**Task details:**
Reproduce all entries word for word.

........

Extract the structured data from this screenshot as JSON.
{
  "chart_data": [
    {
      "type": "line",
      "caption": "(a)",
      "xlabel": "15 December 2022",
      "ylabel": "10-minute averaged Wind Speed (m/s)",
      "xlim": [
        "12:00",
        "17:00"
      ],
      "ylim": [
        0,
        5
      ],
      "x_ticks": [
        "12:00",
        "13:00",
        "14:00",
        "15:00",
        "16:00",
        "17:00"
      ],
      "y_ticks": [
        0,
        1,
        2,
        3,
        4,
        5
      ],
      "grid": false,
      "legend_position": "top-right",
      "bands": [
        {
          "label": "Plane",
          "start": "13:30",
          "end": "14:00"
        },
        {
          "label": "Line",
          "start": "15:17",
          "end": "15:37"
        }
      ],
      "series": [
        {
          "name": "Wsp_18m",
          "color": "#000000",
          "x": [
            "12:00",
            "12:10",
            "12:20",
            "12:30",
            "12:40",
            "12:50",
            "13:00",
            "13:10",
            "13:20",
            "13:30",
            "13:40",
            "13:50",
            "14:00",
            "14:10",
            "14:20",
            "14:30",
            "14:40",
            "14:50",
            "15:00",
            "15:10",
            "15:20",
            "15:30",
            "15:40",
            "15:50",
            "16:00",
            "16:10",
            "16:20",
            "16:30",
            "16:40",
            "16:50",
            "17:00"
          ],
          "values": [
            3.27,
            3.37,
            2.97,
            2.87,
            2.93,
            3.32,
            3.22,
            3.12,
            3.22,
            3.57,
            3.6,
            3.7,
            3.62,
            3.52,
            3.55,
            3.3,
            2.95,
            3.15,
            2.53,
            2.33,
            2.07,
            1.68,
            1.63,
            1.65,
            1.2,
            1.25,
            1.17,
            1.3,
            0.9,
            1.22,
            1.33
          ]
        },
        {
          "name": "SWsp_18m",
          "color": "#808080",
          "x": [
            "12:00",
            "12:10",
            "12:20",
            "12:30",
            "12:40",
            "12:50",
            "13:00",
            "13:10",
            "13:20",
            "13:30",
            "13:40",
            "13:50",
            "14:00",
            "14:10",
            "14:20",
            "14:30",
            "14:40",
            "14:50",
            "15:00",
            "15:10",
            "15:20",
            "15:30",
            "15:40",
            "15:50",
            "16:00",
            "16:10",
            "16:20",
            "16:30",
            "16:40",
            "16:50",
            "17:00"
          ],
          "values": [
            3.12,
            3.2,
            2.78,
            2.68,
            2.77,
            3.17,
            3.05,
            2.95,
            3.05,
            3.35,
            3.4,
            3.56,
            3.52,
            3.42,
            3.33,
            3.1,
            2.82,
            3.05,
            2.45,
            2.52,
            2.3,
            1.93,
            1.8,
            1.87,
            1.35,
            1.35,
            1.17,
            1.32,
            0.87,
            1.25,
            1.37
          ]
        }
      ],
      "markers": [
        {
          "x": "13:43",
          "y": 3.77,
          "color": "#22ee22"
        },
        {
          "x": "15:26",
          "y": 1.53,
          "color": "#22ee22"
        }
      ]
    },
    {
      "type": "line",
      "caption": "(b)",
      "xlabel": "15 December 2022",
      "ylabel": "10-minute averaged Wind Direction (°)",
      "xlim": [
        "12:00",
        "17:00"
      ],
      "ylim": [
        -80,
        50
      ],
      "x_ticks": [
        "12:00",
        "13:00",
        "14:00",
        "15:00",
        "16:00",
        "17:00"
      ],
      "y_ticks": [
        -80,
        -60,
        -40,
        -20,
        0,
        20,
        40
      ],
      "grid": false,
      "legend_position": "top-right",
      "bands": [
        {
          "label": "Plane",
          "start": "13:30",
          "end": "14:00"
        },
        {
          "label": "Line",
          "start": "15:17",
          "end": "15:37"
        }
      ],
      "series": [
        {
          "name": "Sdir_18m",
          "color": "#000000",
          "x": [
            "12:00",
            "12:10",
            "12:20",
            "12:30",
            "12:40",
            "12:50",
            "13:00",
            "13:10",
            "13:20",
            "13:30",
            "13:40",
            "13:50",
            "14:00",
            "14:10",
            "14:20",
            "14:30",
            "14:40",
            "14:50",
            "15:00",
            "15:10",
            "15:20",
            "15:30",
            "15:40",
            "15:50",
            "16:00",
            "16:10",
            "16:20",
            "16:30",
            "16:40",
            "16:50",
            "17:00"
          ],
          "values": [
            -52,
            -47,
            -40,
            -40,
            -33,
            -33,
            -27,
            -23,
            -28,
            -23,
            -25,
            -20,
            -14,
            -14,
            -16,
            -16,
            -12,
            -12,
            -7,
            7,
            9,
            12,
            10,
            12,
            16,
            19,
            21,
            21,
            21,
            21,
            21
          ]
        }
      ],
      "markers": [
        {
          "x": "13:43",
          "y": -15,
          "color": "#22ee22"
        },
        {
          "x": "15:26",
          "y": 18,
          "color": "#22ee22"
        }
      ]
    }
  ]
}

........

**Answer to the exercise:**
Extract the structured data from this screenshot as JSON.
{
  "chart_data": [
    {
      "type": "line",
      "caption": "(a)",
      "xlabel": "15 December 2022",
      "ylabel": "10-minute averaged Wind Speed (m/s)",
      "xlim": [
        "12:00",
        "17:00"
      ],
      "ylim": [
        0,
        5
      ],
      "x_ticks": [
        "12:00",
        "13:00",
        "14:00",
        "15:00",
        "16:00",
        "17:00"
      ],
      "y_ticks": [
        0,
        1,
        2,
        3,
        4,
        5
      ],
      "grid": false,
      "legend_position": "top-right",
      "bands": [
        {
          "label": "Plane",
          "start": "13:30",
          "end": "14:00"
        },
        {
          "label": "Line",
          "start": "15:17",
          "end": "15:37"
        }
      ],
      "series": [
        {
          "name": "Wsp_18m",
          "color": "#000000",
          "x": [
            "12:00",
            "12:10",
            "12:20",
            "12:30",
            "12:40",
            "12:50",
            "13:00",
            "13:10",
            "13:20",
            "13:30",
            "13:40",
            "13:50",
            "14:00",
            "14:10",
            "14:20",
            "14:30",
            "14:40",
            "14:50",
            "15:00",
            "15:10",
            "15:20",
            "15:30",
            "15:40",
            "15:50",
            "16:00",
            "16:10",
            "16:20",
            "16:30",
            "16:40",
            "16:50",
            "17:00"
          ],
          "values": [
            3.27,
            3.37,
            2.97,
            2.87,
            2.93,
            3.32,
            3.22,
            3.12,
            3.22,
            3.57,
            3.6,
            3.7,
            3.62,
            3.52,
            3.55,
            3.3,
            2.95,
            3.15,
            2.53,
            2.33,
            2.07,
            1.68,
            1.63,
            1.65,
            1.2,
            1.25,
            1.17,
            1.3,
            0.9,
            1.22,
            1.33
          ]
        },
        {
          "name": "SWsp_18m",
          "color": "#808080",
          "x": [
            "12:00",
            "12:10",
            "12:20",
            "12:30",
            "12:40",
            "12:50",
            "13:00",
            "13:10",
            "13:20",
            "13:30",
            "13:40",
            "13:50",
            "14:00",
            "14:10",
            "14:20",
            "14:30",
            "14:40",
            "14:50",
            "15:00",
            "15:10",
            "15:20",
            "15:30",
            "15:40",
            "15:50",
            "16:00",
            "16:10",
            "16:20",
            "16:30",
            "16:40",
            "16:50",
            "17:00"
          ],
          "values": [
            3.12,
            3.2,
            2.78,
            2.68,
            2.77,
            3.17,
            3.05,
            2.95,
            3.05,
            3.35,
            3.4,
            3.56,
            3.52,
            3.42,
            3.33,
            3.1,
            2.82,
            3.05,
            2.45,
            2.52,
            2.3,
            1.93,
            1.8,
            1.87,
            1.35,
            1.35,
            1.17,
            1.32,
            0.87,
            1.25,
            1.37
          ]
        }
      ],
      "markers": [
        {
          "x": "13:43",
          "y": 3.77,
          "color": "#22ee22"
        },
        {
          "x": "15:26",
          "y": 1.53,
          "color": "#22ee22"
        }
      ]
    },
    {
      "type": "line",
      "caption": "(b)",
      "xlabel": "15 December 2022",
      "ylabel": "10-minute averaged Wind Direction (°)",
      "xlim": [
        "12:00",
        "17:00"
      ],
      "ylim": [
        -80,
        50
      ],
      "x_ticks": [
        "12:00",
        "13:00",
        "14:00",
        "15:00",
        "16:00",
        "17:00"
      ],
      "y_ticks": [
        -80,
        -60,
        -40,
        -20,
        0,
        20,
        40
      ],
      "grid": false,
      "legend_position": "top-right",
      "bands": [
        {
          "label": "Plane",
          "start": "13:30",
          "end": "14:00"
        },
        {
          "label": "Line",
          "start": "15:17",
          "end": "15:37"
        }
      ],
      "series": [
        {
          "name": "Sdir_18m",
          "color": "#000000",
          "x": [
            "12:00",
            "12:10",
            "12:20",
            "12:30",
            "12:40",
            "12:50",
            "13:00",
            "13:10",
            "13:20",
            "13:30",
            "13:40",
            "13:50",
            "14:00",
            "14:10",
            "14:20",
            "14:30",
            "14:40",
            "14:50",
            "15:00",
            "15:10",
            "15:20",
            "15:30",
            "15:40",
            "15:50",
            "16:00",
            "16:10",
            "16:20",
            "16:30",
            "16:40",
            "16:50",
            "17:00"
          ],
          "values": [
            -52,
            -47,
            -40,
            -40,
            -33,
            -33,
            -27,
            -23,
            -28,
            -23,
            -25,
            -20,
            -14,
            -14,
            -16,
            -16,
            -12,
            -12,
            -7,
            7,
            9,
            12,
            10,
            12,
            16,
            19,
            21,
            21,
            21,
            21,
            21
          ]
        }
      ],
      "markers": [
        {
          "x": "13:43",
          "y": -15,
          "color": "#22ee22"
        },
        {
          "x": "15:26",
          "y": 18,
          "color": "#22ee22"
        }
      ]
    }
  ]
}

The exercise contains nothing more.